What the task requires: Reproduce the listing word for word from its first line through the line containing "Quick Ratio xyxy=(647,113,656,118)", including both.

>> Begin Given data

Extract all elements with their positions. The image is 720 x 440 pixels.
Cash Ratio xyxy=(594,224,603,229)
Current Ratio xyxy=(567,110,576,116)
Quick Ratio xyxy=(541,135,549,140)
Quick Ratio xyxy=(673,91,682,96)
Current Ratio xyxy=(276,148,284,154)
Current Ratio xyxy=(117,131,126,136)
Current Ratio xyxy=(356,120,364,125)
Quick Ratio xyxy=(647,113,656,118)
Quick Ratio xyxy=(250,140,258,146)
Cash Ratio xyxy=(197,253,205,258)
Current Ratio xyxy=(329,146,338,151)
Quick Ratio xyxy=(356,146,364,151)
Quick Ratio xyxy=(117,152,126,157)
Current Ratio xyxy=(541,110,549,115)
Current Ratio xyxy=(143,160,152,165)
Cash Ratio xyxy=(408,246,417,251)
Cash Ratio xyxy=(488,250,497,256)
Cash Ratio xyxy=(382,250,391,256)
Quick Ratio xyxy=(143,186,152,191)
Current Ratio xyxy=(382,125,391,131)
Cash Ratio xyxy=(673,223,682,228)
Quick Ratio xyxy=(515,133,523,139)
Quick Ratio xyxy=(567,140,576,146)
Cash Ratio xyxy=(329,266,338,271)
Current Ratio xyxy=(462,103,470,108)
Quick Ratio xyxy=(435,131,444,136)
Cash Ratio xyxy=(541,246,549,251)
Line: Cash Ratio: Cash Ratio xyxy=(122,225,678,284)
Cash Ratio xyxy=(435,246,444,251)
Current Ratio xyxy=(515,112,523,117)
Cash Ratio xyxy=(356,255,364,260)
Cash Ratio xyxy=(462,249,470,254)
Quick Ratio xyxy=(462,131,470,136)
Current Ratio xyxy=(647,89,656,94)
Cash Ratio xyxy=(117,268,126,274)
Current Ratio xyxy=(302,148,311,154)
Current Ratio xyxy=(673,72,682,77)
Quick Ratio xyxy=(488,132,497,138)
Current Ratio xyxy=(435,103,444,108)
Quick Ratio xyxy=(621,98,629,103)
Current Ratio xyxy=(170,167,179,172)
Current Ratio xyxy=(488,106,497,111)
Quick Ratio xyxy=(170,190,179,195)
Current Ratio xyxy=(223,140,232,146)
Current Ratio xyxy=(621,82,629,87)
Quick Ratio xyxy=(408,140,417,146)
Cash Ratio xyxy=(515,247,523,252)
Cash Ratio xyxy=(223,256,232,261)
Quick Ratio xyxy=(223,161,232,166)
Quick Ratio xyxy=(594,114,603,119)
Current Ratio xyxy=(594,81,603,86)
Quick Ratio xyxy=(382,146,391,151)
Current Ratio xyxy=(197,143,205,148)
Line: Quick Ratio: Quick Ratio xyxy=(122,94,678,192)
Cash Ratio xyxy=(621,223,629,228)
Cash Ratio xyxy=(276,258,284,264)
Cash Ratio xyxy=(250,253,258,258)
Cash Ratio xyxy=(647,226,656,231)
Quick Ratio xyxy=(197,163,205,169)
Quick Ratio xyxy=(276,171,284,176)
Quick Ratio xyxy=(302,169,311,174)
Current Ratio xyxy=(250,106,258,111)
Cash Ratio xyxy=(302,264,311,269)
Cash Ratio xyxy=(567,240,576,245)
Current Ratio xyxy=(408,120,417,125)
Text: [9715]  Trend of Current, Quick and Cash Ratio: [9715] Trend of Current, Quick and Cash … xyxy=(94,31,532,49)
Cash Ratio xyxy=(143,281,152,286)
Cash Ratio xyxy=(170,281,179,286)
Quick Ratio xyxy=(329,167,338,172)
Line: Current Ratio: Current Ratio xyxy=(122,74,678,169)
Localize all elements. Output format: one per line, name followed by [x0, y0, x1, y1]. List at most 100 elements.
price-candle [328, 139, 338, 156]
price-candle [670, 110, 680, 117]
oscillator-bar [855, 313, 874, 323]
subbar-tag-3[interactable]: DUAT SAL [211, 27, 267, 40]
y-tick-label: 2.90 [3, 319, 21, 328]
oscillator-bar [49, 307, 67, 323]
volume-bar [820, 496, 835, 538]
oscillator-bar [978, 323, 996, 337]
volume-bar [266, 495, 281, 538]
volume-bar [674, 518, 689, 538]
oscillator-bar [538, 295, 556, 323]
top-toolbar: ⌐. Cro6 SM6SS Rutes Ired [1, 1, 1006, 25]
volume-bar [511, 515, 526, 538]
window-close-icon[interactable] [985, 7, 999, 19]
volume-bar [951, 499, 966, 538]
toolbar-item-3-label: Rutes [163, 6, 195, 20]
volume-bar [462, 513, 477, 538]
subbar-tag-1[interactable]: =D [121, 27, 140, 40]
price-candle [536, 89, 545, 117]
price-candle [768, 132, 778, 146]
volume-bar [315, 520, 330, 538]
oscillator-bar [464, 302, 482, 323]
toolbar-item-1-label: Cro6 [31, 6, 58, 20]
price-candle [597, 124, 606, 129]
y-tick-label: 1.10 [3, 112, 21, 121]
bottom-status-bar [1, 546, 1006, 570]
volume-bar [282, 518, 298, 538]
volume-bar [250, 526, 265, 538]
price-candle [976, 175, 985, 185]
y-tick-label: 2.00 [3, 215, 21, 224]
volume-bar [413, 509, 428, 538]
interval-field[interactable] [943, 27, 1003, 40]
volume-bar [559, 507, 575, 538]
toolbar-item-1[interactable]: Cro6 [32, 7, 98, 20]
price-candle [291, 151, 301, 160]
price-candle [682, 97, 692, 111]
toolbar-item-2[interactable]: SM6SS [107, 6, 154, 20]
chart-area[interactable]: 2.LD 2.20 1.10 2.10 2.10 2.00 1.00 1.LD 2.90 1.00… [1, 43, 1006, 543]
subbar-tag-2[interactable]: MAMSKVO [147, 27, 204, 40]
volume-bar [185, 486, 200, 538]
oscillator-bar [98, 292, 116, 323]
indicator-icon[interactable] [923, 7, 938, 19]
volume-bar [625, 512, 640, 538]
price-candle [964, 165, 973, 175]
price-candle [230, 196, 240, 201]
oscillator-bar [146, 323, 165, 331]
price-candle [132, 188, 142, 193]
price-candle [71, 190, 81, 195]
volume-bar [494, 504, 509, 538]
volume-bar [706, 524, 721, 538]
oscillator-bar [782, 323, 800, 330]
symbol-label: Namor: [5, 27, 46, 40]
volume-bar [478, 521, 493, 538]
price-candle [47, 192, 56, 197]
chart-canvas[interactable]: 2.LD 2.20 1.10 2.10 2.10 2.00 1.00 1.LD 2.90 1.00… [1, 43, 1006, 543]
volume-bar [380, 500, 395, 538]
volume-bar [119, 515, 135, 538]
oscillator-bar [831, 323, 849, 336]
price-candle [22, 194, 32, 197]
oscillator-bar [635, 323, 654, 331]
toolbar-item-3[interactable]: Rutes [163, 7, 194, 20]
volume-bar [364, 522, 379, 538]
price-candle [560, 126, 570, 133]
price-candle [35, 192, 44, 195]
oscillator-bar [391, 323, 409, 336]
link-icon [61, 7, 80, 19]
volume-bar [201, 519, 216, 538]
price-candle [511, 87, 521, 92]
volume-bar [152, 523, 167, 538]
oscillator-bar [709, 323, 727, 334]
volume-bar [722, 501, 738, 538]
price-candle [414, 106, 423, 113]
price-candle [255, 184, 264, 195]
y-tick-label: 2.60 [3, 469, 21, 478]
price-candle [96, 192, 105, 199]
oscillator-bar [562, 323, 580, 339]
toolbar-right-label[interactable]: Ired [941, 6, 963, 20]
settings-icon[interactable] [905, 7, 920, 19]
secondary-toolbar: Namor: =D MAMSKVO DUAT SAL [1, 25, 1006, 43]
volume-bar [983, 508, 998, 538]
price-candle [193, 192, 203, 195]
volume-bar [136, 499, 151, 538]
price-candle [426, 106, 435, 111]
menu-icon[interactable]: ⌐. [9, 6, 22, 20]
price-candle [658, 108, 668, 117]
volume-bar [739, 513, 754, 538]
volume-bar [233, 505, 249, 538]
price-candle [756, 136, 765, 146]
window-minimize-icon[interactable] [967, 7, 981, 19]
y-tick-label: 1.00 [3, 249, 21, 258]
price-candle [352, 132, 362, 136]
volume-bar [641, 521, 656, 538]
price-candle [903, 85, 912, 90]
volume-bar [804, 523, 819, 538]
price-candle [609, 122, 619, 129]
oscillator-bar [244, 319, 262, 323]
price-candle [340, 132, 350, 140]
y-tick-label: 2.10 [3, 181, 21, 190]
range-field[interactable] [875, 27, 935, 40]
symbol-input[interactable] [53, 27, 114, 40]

>> End Given data

Reply to the task:
Extract all elements with their positions. The image is 720 x 440 pixels.
Cash Ratio xyxy=(594,224,603,229)
Current Ratio xyxy=(567,110,576,116)
Quick Ratio xyxy=(541,135,549,140)
Quick Ratio xyxy=(673,91,682,96)
Current Ratio xyxy=(276,148,284,154)
Current Ratio xyxy=(117,131,126,136)
Current Ratio xyxy=(356,120,364,125)
Quick Ratio xyxy=(647,113,656,118)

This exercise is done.